= What needs to be done =
Look through the lines and report how many include the word "title", giving nothing but the number.

====== Material provided

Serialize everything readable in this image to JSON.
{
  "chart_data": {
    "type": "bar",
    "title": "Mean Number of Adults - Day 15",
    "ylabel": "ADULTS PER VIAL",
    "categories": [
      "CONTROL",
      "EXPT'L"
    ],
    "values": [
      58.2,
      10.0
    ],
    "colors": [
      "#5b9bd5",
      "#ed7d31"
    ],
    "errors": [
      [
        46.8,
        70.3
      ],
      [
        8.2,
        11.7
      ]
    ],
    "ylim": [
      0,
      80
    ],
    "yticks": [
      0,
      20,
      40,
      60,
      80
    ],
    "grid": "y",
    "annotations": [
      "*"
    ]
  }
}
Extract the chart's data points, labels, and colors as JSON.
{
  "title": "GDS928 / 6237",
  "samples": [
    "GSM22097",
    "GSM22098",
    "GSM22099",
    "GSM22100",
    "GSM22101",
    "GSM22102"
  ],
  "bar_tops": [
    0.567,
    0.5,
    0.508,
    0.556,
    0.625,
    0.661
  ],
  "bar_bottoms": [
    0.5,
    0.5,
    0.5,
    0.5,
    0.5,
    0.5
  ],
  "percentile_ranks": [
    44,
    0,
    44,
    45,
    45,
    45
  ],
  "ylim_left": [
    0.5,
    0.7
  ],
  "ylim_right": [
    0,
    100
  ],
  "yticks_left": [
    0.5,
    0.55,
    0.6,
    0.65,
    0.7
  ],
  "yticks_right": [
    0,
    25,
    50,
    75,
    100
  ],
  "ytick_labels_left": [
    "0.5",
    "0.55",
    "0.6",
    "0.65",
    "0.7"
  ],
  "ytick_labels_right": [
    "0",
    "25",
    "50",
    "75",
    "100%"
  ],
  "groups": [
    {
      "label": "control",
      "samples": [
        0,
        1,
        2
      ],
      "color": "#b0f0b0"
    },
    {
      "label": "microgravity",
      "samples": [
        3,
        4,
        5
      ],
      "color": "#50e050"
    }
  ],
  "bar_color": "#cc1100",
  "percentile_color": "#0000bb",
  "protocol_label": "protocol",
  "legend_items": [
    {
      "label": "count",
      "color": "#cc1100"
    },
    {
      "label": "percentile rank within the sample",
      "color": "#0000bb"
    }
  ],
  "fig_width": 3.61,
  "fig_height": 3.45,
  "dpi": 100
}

============

= Reply =
2